Start Data extract
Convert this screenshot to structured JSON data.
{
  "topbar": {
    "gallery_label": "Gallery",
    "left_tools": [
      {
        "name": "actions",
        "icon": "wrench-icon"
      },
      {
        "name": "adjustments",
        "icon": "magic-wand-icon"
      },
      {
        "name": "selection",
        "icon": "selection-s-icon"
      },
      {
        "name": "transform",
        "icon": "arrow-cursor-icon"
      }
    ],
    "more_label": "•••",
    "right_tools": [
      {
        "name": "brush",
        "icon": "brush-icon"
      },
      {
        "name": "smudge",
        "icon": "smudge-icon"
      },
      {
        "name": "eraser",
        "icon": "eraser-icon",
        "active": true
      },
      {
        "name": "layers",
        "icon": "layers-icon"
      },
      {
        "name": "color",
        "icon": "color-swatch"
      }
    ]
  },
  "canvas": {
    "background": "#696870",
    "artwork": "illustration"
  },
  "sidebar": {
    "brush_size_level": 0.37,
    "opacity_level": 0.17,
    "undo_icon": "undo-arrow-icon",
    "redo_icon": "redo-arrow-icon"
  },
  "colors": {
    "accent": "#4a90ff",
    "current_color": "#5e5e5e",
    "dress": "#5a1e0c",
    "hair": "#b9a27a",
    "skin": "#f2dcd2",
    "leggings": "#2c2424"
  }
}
End Data extract
What is asked
Please repeat all the records above exactly as they appear.

Worked answer
Convert this screenshot to structured JSON data.
{
  "topbar": {
    "gallery_label": "Gallery",
    "left_tools": [
      {
        "name": "actions",
        "icon": "wrench-icon"
      },
      {
        "name": "adjustments",
        "icon": "magic-wand-icon"
      },
      {
        "name": "selection",
        "icon": "selection-s-icon"
      },
      {
        "name": "transform",
        "icon": "arrow-cursor-icon"
      }
    ],
    "more_label": "•••",
    "right_tools": [
      {
        "name": "brush",
        "icon": "brush-icon"
      },
      {
        "name": "smudge",
        "icon": "smudge-icon"
      },
      {
        "name": "eraser",
        "icon": "eraser-icon",
        "active": true
      },
      {
        "name": "layers",
        "icon": "layers-icon"
      },
      {
        "name": "color",
        "icon": "color-swatch"
      }
    ]
  },
  "canvas": {
    "background": "#696870",
    "artwork": "illustration"
  },
  "sidebar": {
    "brush_size_level": 0.37,
    "opacity_level": 0.17,
    "undo_icon": "undo-arrow-icon",
    "redo_icon": "redo-arrow-icon"
  },
  "colors": {
    "accent": "#4a90ff",
    "current_color": "#5e5e5e",
    "dress": "#5a1e0c",
    "hair": "#b9a27a",
    "skin": "#f2dcd2",
    "leggings": "#2c2424"
  }
}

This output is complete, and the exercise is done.